[Some records]

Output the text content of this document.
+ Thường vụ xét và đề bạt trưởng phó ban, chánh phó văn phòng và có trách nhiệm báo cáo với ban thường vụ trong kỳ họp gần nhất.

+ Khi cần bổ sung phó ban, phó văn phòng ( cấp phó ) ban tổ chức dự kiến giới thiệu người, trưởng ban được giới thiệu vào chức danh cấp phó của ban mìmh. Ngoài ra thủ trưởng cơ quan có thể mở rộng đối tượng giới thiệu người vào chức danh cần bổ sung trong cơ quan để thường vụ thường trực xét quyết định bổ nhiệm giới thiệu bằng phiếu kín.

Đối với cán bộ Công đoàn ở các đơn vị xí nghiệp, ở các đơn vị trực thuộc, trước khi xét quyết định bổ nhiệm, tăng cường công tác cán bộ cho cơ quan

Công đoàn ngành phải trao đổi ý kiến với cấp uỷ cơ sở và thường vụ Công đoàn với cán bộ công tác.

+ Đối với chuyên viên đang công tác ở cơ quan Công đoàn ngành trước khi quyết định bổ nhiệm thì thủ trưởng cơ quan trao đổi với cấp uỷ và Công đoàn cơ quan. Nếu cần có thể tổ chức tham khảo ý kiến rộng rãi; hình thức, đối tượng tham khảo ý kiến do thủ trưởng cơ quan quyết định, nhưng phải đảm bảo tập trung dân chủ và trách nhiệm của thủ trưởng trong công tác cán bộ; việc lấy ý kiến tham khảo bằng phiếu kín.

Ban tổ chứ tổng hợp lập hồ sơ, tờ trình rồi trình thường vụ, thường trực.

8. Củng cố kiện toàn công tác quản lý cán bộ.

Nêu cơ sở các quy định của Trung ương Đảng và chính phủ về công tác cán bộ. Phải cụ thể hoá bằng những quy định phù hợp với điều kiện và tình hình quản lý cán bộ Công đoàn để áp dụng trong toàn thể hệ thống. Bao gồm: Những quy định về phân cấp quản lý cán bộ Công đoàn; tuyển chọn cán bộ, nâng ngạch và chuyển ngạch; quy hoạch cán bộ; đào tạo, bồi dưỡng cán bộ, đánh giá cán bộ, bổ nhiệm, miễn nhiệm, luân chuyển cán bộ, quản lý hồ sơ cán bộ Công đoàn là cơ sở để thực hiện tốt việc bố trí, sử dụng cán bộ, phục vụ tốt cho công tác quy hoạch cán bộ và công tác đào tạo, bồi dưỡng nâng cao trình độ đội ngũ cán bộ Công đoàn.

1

==

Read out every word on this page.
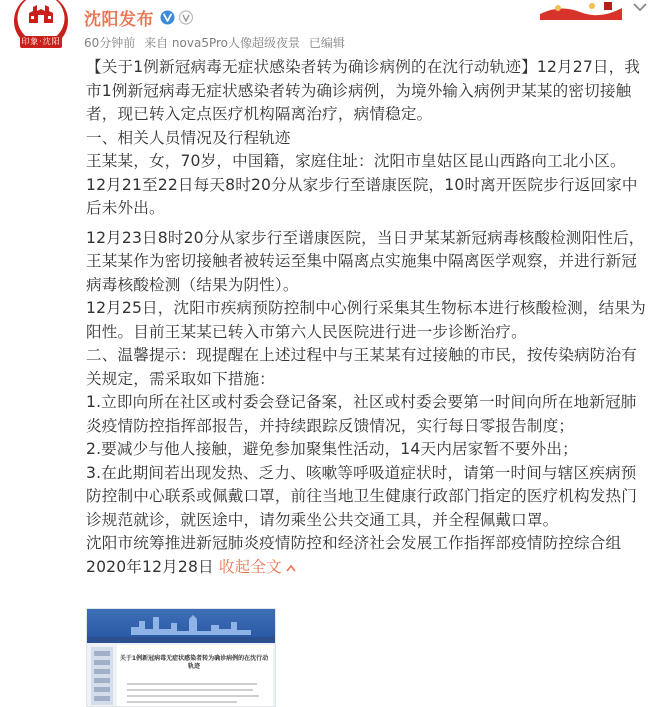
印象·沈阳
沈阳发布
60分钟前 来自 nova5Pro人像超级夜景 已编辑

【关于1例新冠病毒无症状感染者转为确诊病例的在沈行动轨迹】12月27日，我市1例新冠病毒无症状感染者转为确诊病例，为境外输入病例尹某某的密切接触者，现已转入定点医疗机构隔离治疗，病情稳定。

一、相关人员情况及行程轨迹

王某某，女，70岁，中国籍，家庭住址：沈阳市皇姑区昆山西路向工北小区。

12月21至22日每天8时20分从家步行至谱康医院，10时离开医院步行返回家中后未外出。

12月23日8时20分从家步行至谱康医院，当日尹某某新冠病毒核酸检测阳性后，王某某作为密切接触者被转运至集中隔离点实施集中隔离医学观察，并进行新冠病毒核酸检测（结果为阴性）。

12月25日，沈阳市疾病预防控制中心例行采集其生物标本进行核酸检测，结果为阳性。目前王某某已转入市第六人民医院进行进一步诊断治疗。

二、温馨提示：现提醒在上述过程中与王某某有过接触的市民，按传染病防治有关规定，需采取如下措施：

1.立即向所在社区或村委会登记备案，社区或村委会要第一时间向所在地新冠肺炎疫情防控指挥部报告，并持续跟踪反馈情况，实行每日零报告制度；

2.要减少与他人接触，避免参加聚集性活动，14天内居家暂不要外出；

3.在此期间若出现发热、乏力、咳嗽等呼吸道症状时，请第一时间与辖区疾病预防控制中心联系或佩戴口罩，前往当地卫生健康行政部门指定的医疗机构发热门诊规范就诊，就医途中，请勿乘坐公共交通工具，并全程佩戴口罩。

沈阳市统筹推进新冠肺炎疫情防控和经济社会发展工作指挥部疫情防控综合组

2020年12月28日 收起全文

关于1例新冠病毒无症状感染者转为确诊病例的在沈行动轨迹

==

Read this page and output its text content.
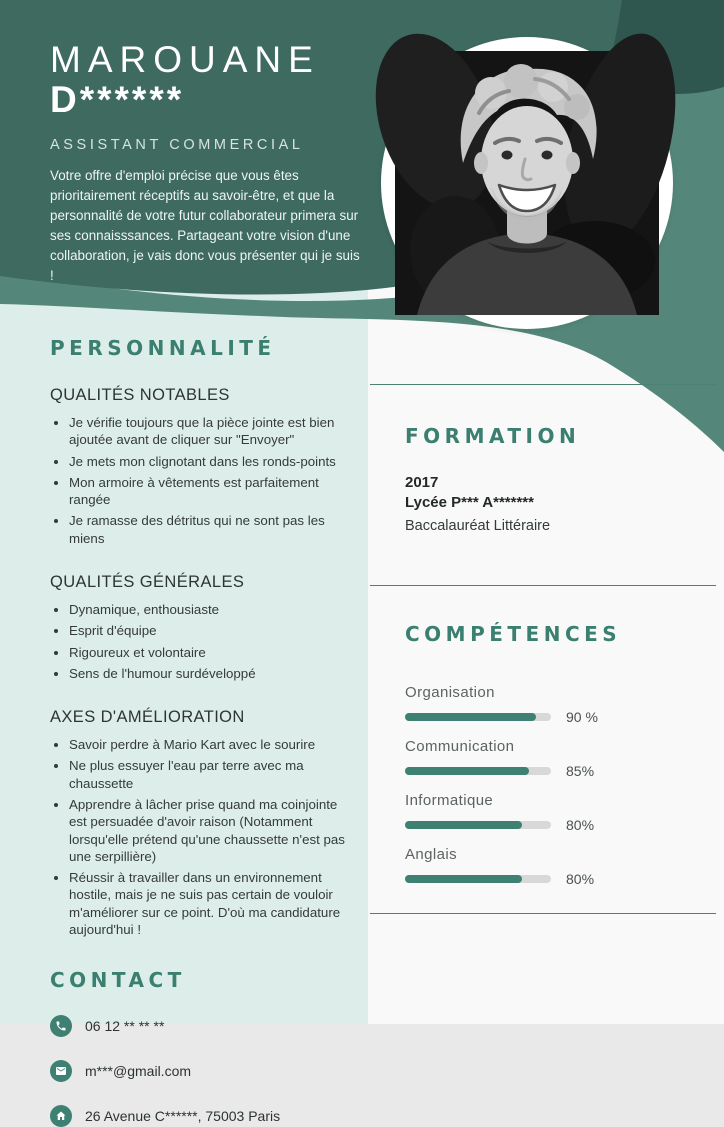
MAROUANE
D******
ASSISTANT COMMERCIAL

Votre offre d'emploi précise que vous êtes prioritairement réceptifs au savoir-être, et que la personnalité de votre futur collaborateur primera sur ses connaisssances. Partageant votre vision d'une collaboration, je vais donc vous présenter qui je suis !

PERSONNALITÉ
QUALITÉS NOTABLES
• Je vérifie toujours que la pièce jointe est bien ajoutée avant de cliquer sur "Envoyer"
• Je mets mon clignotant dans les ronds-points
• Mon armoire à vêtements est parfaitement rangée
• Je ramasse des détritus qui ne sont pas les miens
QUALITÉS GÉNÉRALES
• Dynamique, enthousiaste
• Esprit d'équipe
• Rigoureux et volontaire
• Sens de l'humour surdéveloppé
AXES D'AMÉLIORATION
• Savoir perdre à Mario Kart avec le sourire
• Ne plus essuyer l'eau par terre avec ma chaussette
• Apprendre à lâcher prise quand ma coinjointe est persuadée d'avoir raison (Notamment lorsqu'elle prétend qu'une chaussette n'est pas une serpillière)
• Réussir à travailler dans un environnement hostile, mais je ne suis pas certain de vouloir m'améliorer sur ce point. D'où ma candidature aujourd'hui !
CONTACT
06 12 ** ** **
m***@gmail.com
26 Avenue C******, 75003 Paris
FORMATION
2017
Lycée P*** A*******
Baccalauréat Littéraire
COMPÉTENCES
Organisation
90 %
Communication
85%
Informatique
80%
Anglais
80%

Exercise aim:
Find each line holding "suis". Copy it out.

Output for this exercise:
Votre offre d'emploi précise que vous êtes prioritairement réceptifs au savoir-être, et que la personnalité de votre futur collaborateur primera sur ses connaisssances. Partageant votre vision d'une collaboration, je vais donc vous présenter qui je suis !
• Réussir à travailler dans un environnement hostile, mais je ne suis pas certain de vouloir m'améliorer sur ce point. D'où ma candidature aujourd'hui !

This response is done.